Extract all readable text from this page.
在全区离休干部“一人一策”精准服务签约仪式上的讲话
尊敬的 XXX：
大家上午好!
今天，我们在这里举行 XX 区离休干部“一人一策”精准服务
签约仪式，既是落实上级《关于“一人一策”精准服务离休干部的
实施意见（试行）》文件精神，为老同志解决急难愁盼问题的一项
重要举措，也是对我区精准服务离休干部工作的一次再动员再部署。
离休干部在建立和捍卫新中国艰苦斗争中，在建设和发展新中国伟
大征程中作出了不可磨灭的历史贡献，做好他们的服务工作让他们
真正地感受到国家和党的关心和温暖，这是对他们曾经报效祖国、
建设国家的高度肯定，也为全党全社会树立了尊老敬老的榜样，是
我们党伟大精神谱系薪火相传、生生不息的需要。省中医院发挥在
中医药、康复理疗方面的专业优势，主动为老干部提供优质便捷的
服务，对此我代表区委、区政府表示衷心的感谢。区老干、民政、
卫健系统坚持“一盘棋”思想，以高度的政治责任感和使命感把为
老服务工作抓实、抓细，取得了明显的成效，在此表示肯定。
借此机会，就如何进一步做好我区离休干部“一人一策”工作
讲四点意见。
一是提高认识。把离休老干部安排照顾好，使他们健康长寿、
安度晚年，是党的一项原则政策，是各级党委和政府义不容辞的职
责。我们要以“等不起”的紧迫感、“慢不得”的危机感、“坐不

> [CHALLENGE] Return all of the entries exactly as written.

> [SOLUTION TO THIS TASK]
Extract all readable text from this page.
在全区离休干部“一人一策”精准服务签约仪式上的讲话
尊敬的 XXX：
大家上午好!
今天，我们在这里举行 XX 区离休干部“一人一策”精准服务
签约仪式，既是落实上级《关于“一人一策”精准服务离休干部的
实施意见（试行）》文件精神，为老同志解决急难愁盼问题的一项
重要举措，也是对我区精准服务离休干部工作的一次再动员再部署。
离休干部在建立和捍卫新中国艰苦斗争中，在建设和发展新中国伟
大征程中作出了不可磨灭的历史贡献，做好他们的服务工作让他们
真正地感受到国家和党的关心和温暖，这是对他们曾经报效祖国、
建设国家的高度肯定，也为全党全社会树立了尊老敬老的榜样，是
我们党伟大精神谱系薪火相传、生生不息的需要。省中医院发挥在
中医药、康复理疗方面的专业优势，主动为老干部提供优质便捷的
服务，对此我代表区委、区政府表示衷心的感谢。区老干、民政、
卫健系统坚持“一盘棋”思想，以高度的政治责任感和使命感把为
老服务工作抓实、抓细，取得了明显的成效，在此表示肯定。
借此机会，就如何进一步做好我区离休干部“一人一策”工作
讲四点意见。
一是提高认识。把离休老干部安排照顾好，使他们健康长寿、
安度晚年，是党的一项原则政策，是各级党委和政府义不容辞的职
责。我们要以“等不起”的紧迫感、“慢不得”的危机感、“坐不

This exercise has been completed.